OBJECTIVE:
Scan the material and copy every line in which "должно" appears.
* begin MATERIAL PROVIDED *
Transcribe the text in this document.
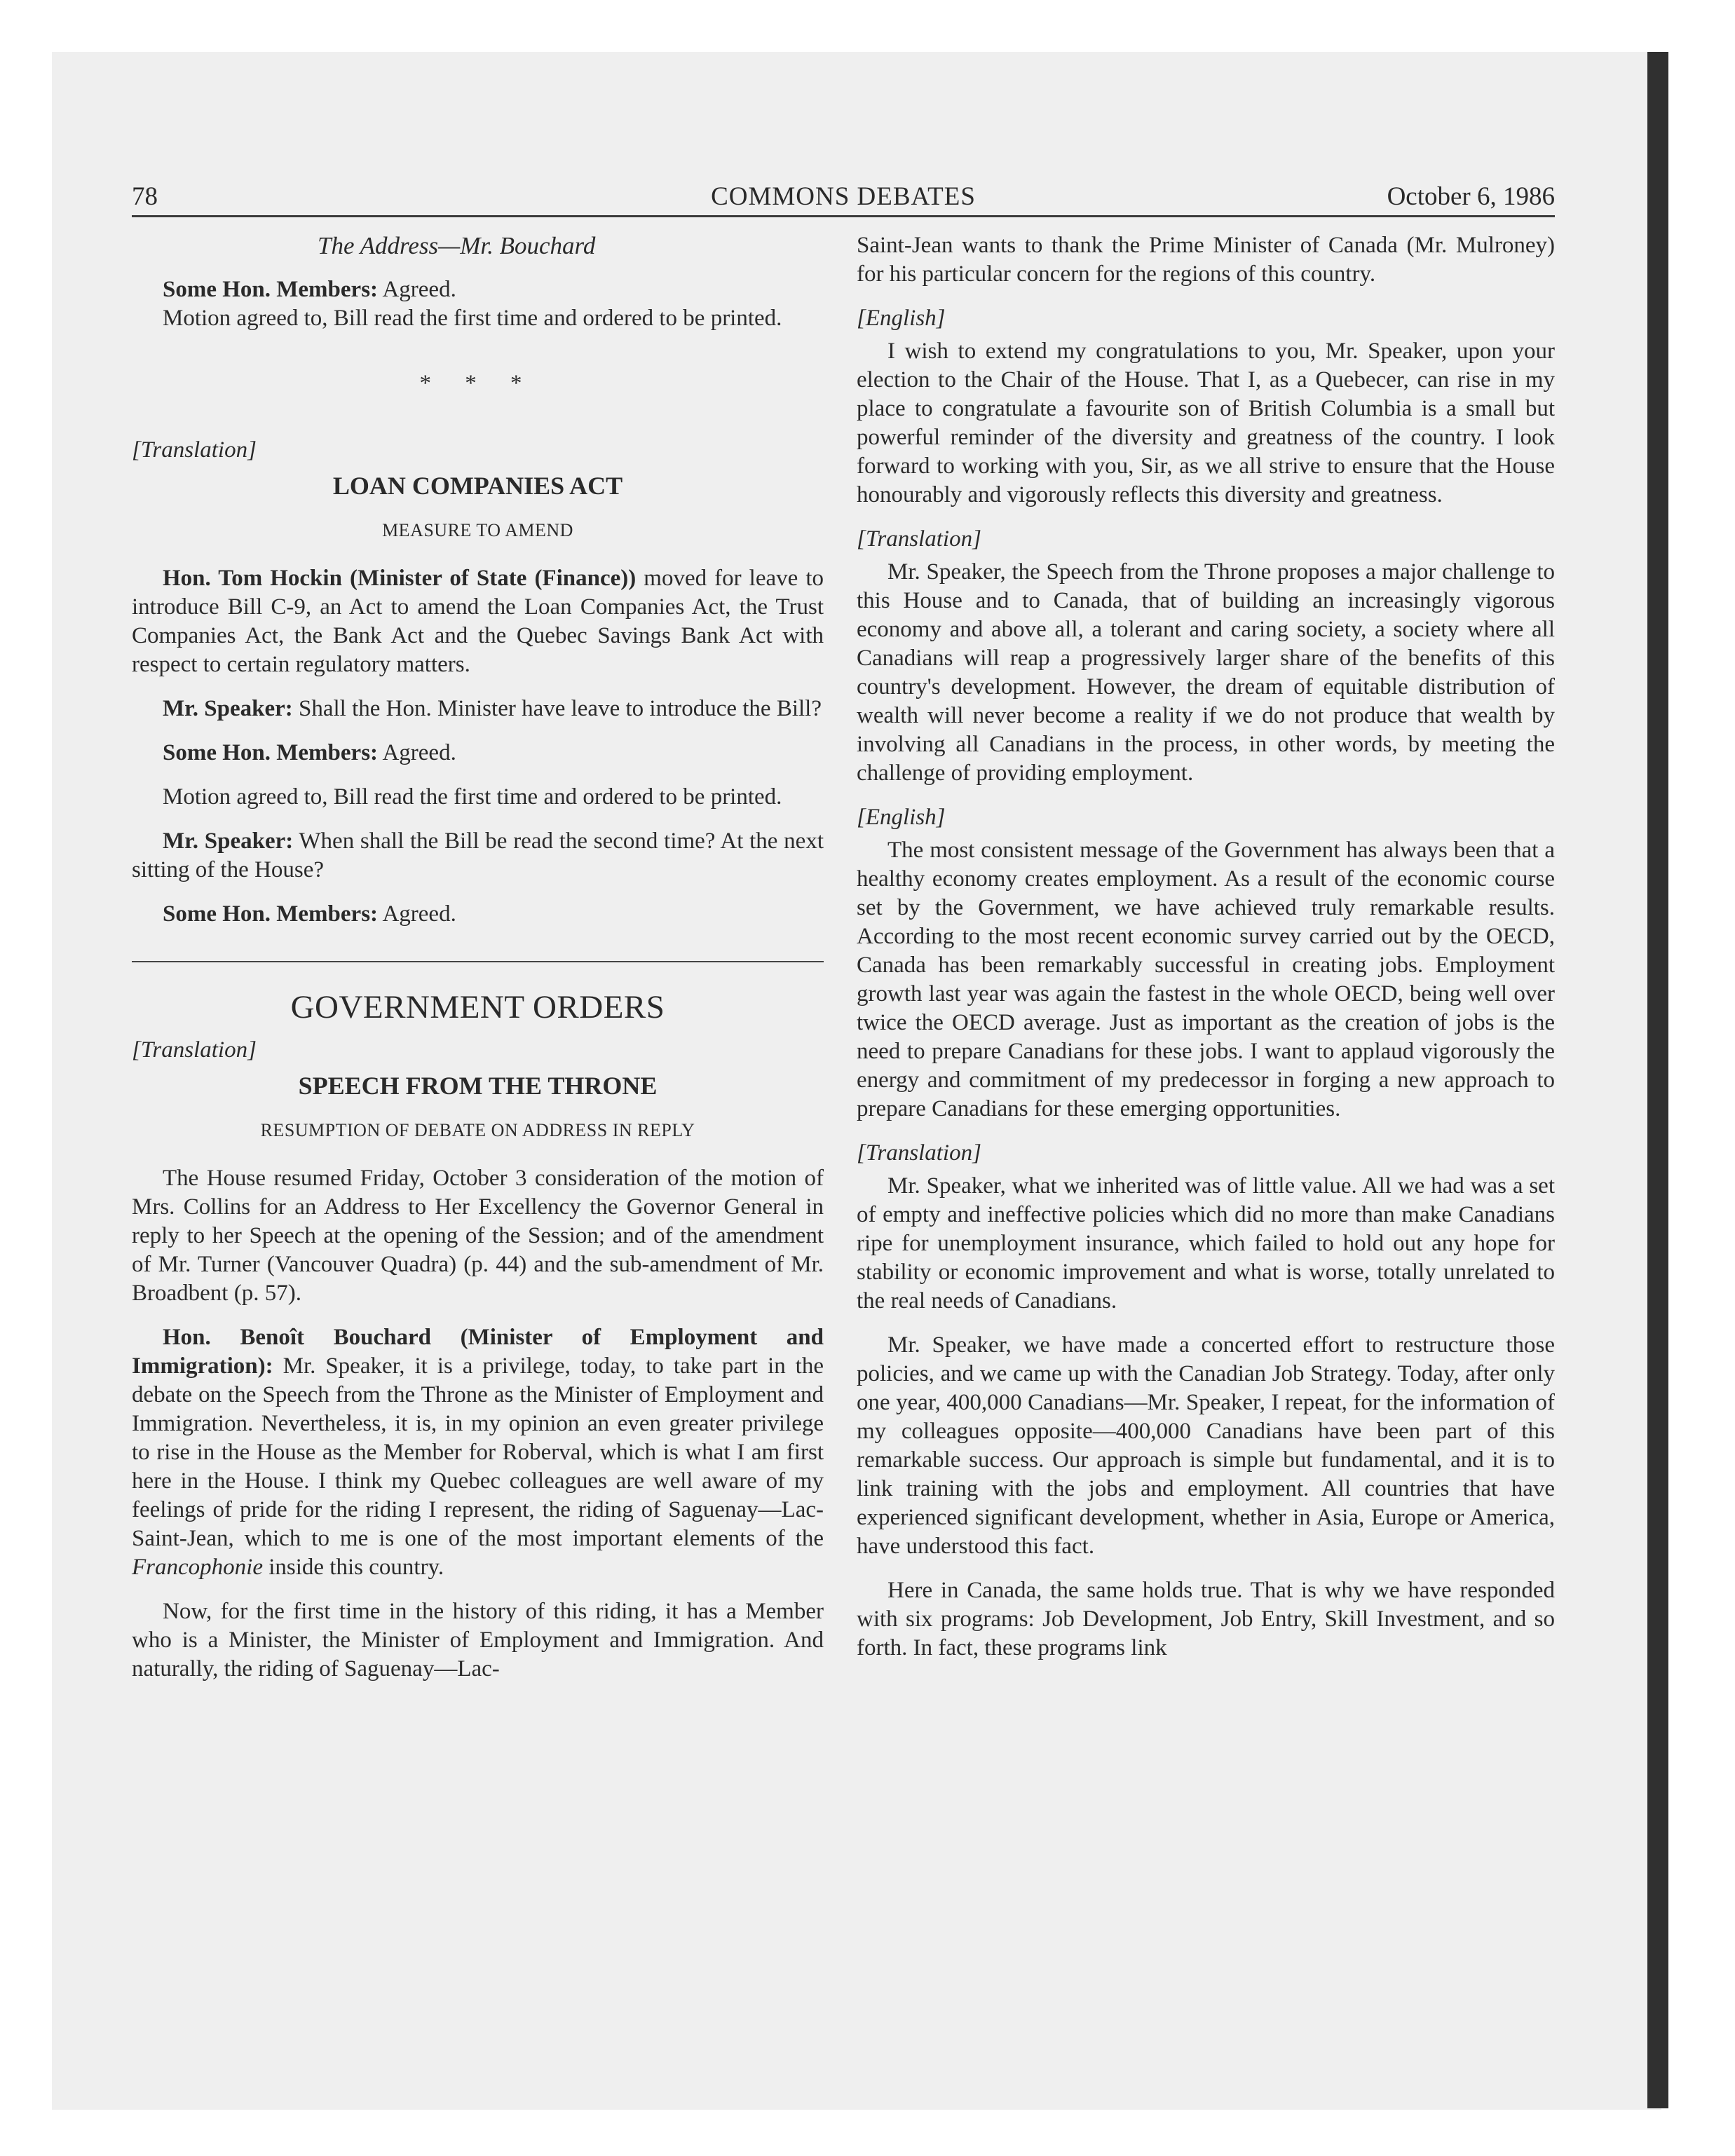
78	COMMONS DEBATES	October 6, 1986
The Address—Mr. Bouchard

Some Hon. Members: Agreed.

Motion agreed to, Bill read the first time and ordered to be printed.

* * *

[Translation]

LOAN COMPANIES ACT
MEASURE TO AMEND

Hon. Tom Hockin (Minister of State (Finance)) moved for leave to introduce Bill C-9, an Act to amend the Loan Companies Act, the Trust Companies Act, the Bank Act and the Quebec Savings Bank Act with respect to certain regulatory matters.

Mr. Speaker: Shall the Hon. Minister have leave to introduce the Bill?

Some Hon. Members: Agreed.

Motion agreed to, Bill read the first time and ordered to be printed.

Mr. Speaker: When shall the Bill be read the second time? At the next sitting of the House?

Some Hon. Members: Agreed.

GOVERNMENT ORDERS

[Translation]

SPEECH FROM THE THRONE
RESUMPTION OF DEBATE ON ADDRESS IN REPLY

The House resumed Friday, October 3 consideration of the motion of Mrs. Collins for an Address to Her Excellency the Governor General in reply to her Speech at the opening of the Session; and of the amendment of Mr. Turner (Vancouver Quadra) (p. 44) and the sub-amendment of Mr. Broadbent (p. 57).

Hon. Benoît Bouchard (Minister of Employment and Immigration): Mr. Speaker, it is a privilege, today, to take part in the debate on the Speech from the Throne as the Minister of Employment and Immigration. Nevertheless, it is, in my opinion an even greater privilege to rise in the House as the Member for Roberval, which is what I am first here in the House. I think my Quebec colleagues are well aware of my feelings of pride for the riding I represent, the riding of Saguenay—Lac-Saint-Jean, which to me is one of the most important elements of the Francophonie inside this country.

Now, for the first time in the history of this riding, it has a Member who is a Minister, the Minister of Employment and Immigration. And naturally, the riding of Saguenay—Lac-

Saint-Jean wants to thank the Prime Minister of Canada (Mr. Mulroney) for his particular concern for the regions of this country.

[English]

I wish to extend my congratulations to you, Mr. Speaker, upon your election to the Chair of the House. That I, as a Quebecer, can rise in my place to congratulate a favourite son of British Columbia is a small but powerful reminder of the diversity and greatness of the country. I look forward to working with you, Sir, as we all strive to ensure that the House honourably and vigorously reflects this diversity and greatness.

[Translation]

Mr. Speaker, the Speech from the Throne proposes a major challenge to this House and to Canada, that of building an increasingly vigorous economy and above all, a tolerant and caring society, a society where all Canadians will reap a progressively larger share of the benefits of this country's development. However, the dream of equitable distribution of wealth will never become a reality if we do not produce that wealth by involving all Canadians in the process, in other words, by meeting the challenge of providing employment.

[English]

The most consistent message of the Government has always been that a healthy economy creates employment. As a result of the economic course set by the Government, we have achieved truly remarkable results. According to the most recent economic survey carried out by the OECD, Canada has been remarkably successful in creating jobs. Employment growth last year was again the fastest in the whole OECD, being well over twice the OECD average. Just as important as the creation of jobs is the need to prepare Canadians for these jobs. I want to applaud vigorously the energy and commitment of my predecessor in forging a new approach to prepare Canadians for these emerging opportunities.

[Translation]

Mr. Speaker, what we inherited was of little value. All we had was a set of empty and ineffective policies which did no more than make Canadians ripe for unemployment insurance, which failed to hold out any hope for stability or economic improvement and what is worse, totally unrelated to the real needs of Canadians.

Mr. Speaker, we have made a concerted effort to restructure those policies, and we came up with the Canadian Job Strategy. Today, after only one year, 400,000 Canadians—Mr. Speaker, I repeat, for the information of my colleagues opposite—400,000 Canadians have been part of this remarkable success. Our approach is simple but fundamental, and it is to link training with the jobs and employment. All countries that have experienced significant development, whether in Asia, Europe or America, have understood this fact.

Here in Canada, the same holds true. That is why we have responded with six programs: Job Development, Job Entry, Skill Investment, and so forth. In fact, these programs link
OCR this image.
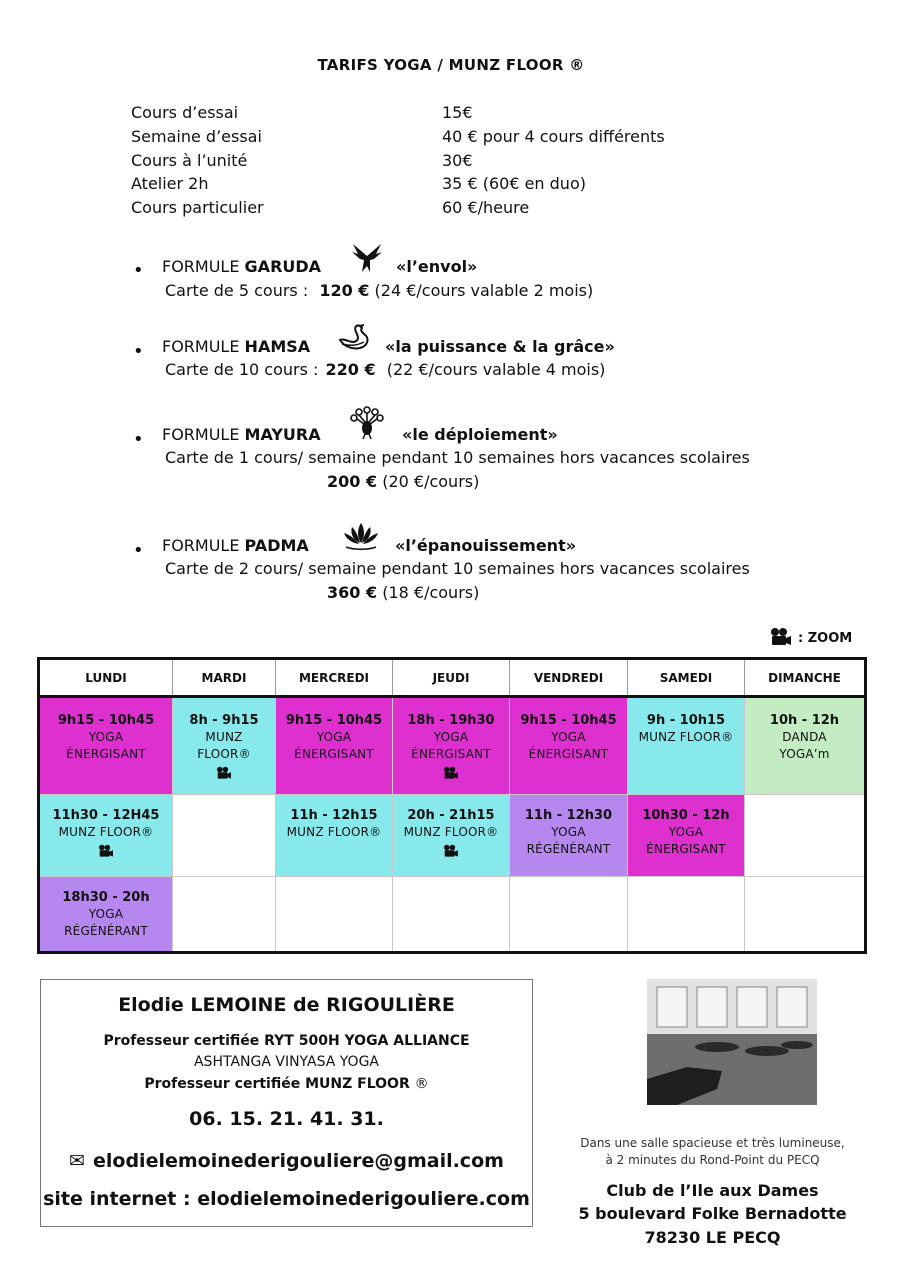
TARIFS YOGA / MUNZ FLOOR ®
Cours d’essai	15€
Semaine d’essai	40 € pour 4 cours différents
Cours à l’unité	30€
Atelier 2h	35 € (60€ en duo)
Cours particulier	60 €/heure
• FORMULE GARUDA	«l’envol»
Carte de 5 cours : 120 € (24 €/cours valable 2 mois)
• FORMULE HAMSA	«la puissance & la grâce»
Carte de 10 cours : 220 € (22 €/cours valable 4 mois)
• FORMULE MAYURA	«le déploiement»
Carte de 1 cours/ semaine pendant 10 semaines hors vacances scolaires
200 € (20 €/cours)
• FORMULE PADMA	«l’épanouissement»
Carte de 2 cours/ semaine pendant 10 semaines hors vacances scolaires
360 € (18 €/cours)
: ZOOM
LUNDI	MARDI	MERCREDI	JEUDI	VENDREDI	SAMEDI	DIMANCHE

9h15 - 10h45
YOGA
ÉNERGISANT	8h - 9h15
MUNZ
FLOOR®	9h15 - 10h45
YOGA
ÉNERGISANT	18h - 19h30
YOGA
ÉNERGISANT	9h15 - 10h45
YOGA
ÉNERGISANT	9h - 10h15
MUNZ FLOOR®	10h - 12h
DANDA
YOGA’m

11h30 - 12H45
MUNZ FLOOR®		11h - 12h15
MUNZ FLOOR®	20h - 21h15
MUNZ FLOOR®	11h - 12h30
YOGA
RÉGÉNÉRANT	10h30 - 12h
YOGA
ÉNERGISANT	

18h30 - 20h
YOGA
RÉGÉNÉRANT						

Elodie LEMOINE de RIGOULIÈRE
Professeur certifiée RYT 500H YOGA ALLIANCE
ASHTANGA VINYASA YOGA
Professeur certifiée MUNZ FLOOR ®
06. 15. 21. 41. 31.
✉ elodielemoinederigouliere@gmail.com
site internet : elodielemoinederigouliere.com
Dans une salle spacieuse et très lumineuse,
à 2 minutes du Rond-Point du PECQ
Club de l’Ile aux Dames
5 boulevard Folke Bernadotte
78230 LE PECQ
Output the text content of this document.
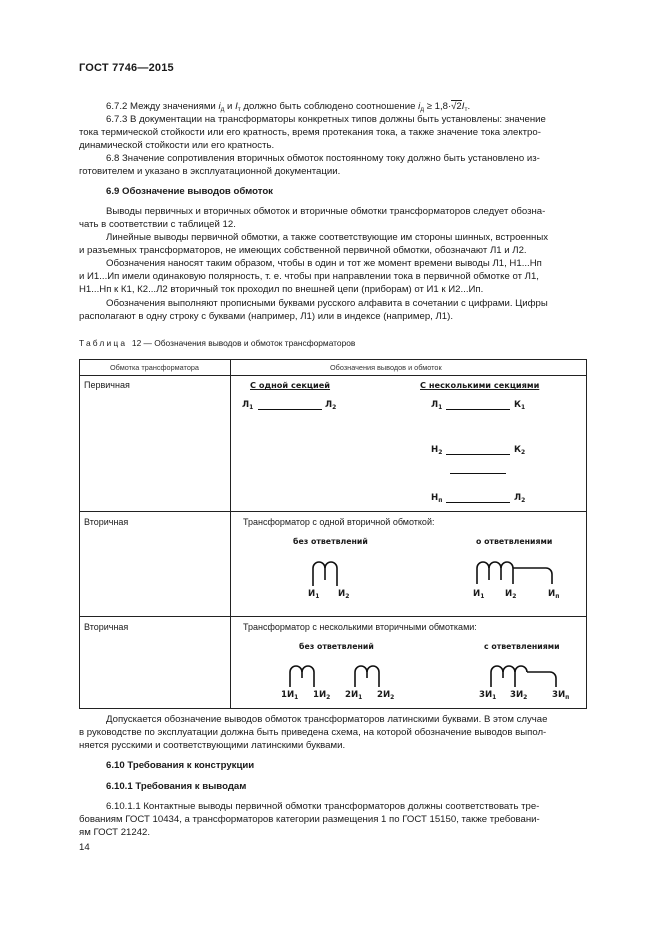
ГОСТ 7746—2015
6.7.2 Между значениями $i_д$ и $I_т$ должно быть соблюдено соотношение $i_д \ge 1,8\cdot√2I_т$.
6.7.3 В документации на трансформаторы конкретных типов должны быть установлены: значение
тока термической стойкости или его кратность, время протекания тока, а также значение тока электро-
динамической стойкости или его кратность.
6.8 Значение сопротивления вторичных обмоток постоянному току должно быть установлено из-
готовителем и указано в эксплуатационной документации.
6.9 Обозначение выводов обмоток
Выводы первичных и вторичных обмоток и вторичные обмотки трансформаторов следует обозна-
чать в соответствии с таблицей 12.
Линейные выводы первичной обмотки, а также соответствующие им стороны шинных, встроенных
и разъемных трансформаторов, не имеющих собственной первичной обмотки, обозначают Л1 и Л2.
Обозначения наносят таким образом, чтобы в один и тот же момент времени выводы Л1, Н1...Нп
и И1...Ип имели одинаковую полярность, т. е. чтобы при направлении тока в первичной обмотке от Л1,
Н1...Нп к К1, К2...Л2 вторичный ток проходил по внешней цепи (приборам) от И1 к И2...Ип.
Обозначения выполняют прописными буквами русского алфавита в сочетании с цифрами. Цифры
располагают в одну строку с буквами (например, Л1) или в индексе (например, Л1).
Таблица 12 — Обозначения выводов и обмоток трансформаторов
Обмотка трансформатора	Обозначения выводов и обмоток
Первичная	С одной секцией	С несколькими секциями
$Л_1$	$Л_2$	$Л_1$	$К_1$
$Н_2$	$К_2$
$Н_п$	$Л_2$
Вторичная	Трансформатор с одной вторичной обмоткой:
без ответвлений	о ответвлениями
$И_1$ $И_2$	$И_1$ $И_2$	$И_п$
Вторичная	Трансформатор с несколькими вторичными обмотками:
без ответвлений	с ответвлениями
$1И_1$ $1И_2$ $2И_1$ $2И_2$	$3И_1$ $3И_2$	$3И_п$
Допускается обозначение выводов обмоток трансформаторов латинскими буквами. В этом случае
в руководстве по эксплуатации должна быть приведена схема, на которой обозначение выводов выпол-
няется русскими и соответствующими латинскими буквами.
6.10 Требования к конструкции
6.10.1 Требования к выводам
6.10.1.1 Контактные выводы первичной обмотки трансформаторов должны соответствовать тре-
бованиям ГОСТ 10434, а трансформаторов категории размещения 1 по ГОСТ 15150, также требовани-
ям ГОСТ 21242.
14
* end MATERIAL PROVIDED *
THE ANSWER:
6.7.2 Между значениями $i_д$ и $I_т$ должно быть соблюдено соотношение $i_д \ge 1,8\cdot√2I_т$.
6.8 Значение сопротивления вторичных обмоток постоянному току должно быть установлено из-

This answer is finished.